◆ DATASET ENTRIES
++++++++

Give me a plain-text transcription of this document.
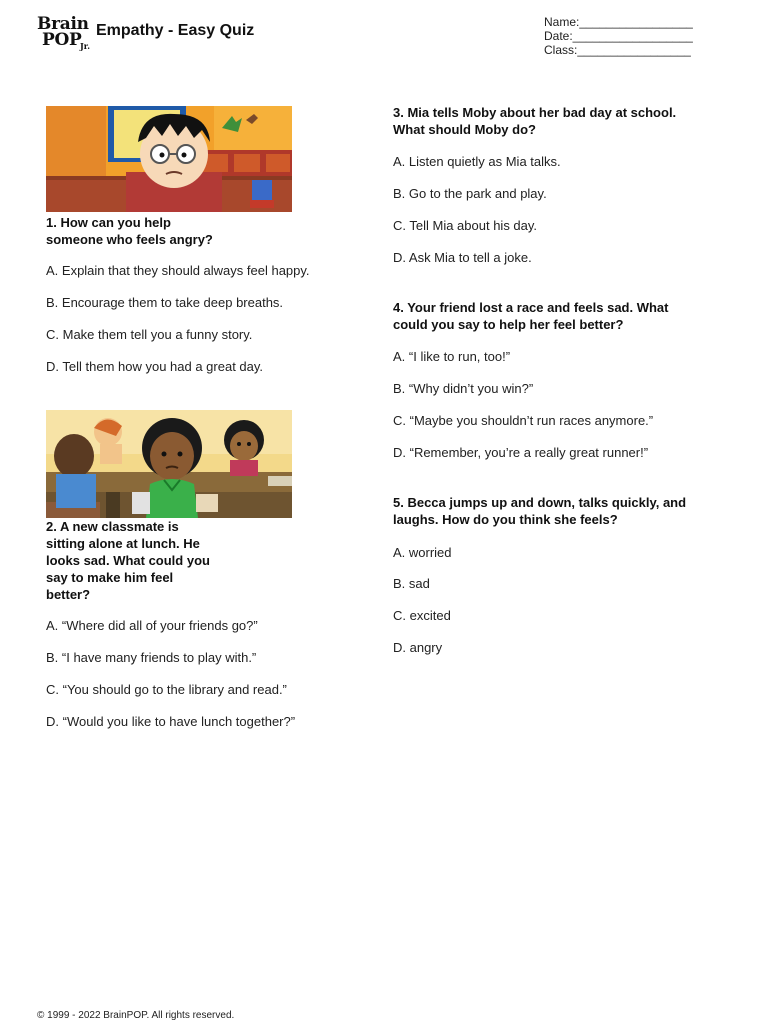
Brain
POP
Jr.
Empathy - Easy Quiz	Name:_________________
Date:__________________
Class:_________________
1. How can you help
someone who feels angry?
A. Explain that they should always feel happy.
B. Encourage them to take deep breaths.
C. Make them tell you a funny story.
D. Tell them how you had a great day.
2. A new classmate is
sitting alone at lunch. He
looks sad. What could you
say to make him feel
better?
A. “Where did all of your friends go?”
B. “I have many friends to play with.”
C. “You should go to the library and read.”
D. “Would you like to have lunch together?”
3. Mia tells Moby about her bad day at school.
What should Moby do?
A. Listen quietly as Mia talks.
B. Go to the park and play.
C. Tell Mia about his day.
D. Ask Mia to tell a joke.
4. Your friend lost a race and feels sad. What
could you say to help her feel better?
A. “I like to run, too!”
B. “Why didn’t you win?”
C. “Maybe you shouldn’t run races anymore.”
D. “Remember, you’re a really great runner!”
5. Becca jumps up and down, talks quickly, and
laughs. How do you think she feels?
A. worried
B. sad
C. excited
D. angry
© 1999 - 2022 BrainPOP. All rights reserved.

++++++++

Quote every line word for word and keep the images out of the copy.

◆ REPLY TO THE EXERCISE
Give me a plain-text transcription of this document.
Brain
POP
Jr.
Empathy - Easy Quiz	Name:_________________
Date:__________________
Class:_________________
1. How can you help
someone who feels angry?
A. Explain that they should always feel happy.
B. Encourage them to take deep breaths.
C. Make them tell you a funny story.
D. Tell them how you had a great day.
2. A new classmate is
sitting alone at lunch. He
looks sad. What could you
say to make him feel
better?
A. “Where did all of your friends go?”
B. “I have many friends to play with.”
C. “You should go to the library and read.”
D. “Would you like to have lunch together?”
3. Mia tells Moby about her bad day at school.
What should Moby do?
A. Listen quietly as Mia talks.
B. Go to the park and play.
C. Tell Mia about his day.
D. Ask Mia to tell a joke.
4. Your friend lost a race and feels sad. What
could you say to help her feel better?
A. “I like to run, too!”
B. “Why didn’t you win?”
C. “Maybe you shouldn’t run races anymore.”
D. “Remember, you’re a really great runner!”
5. Becca jumps up and down, talks quickly, and
laughs. How do you think she feels?
A. worried
B. sad
C. excited
D. angry
© 1999 - 2022 BrainPOP. All rights reserved.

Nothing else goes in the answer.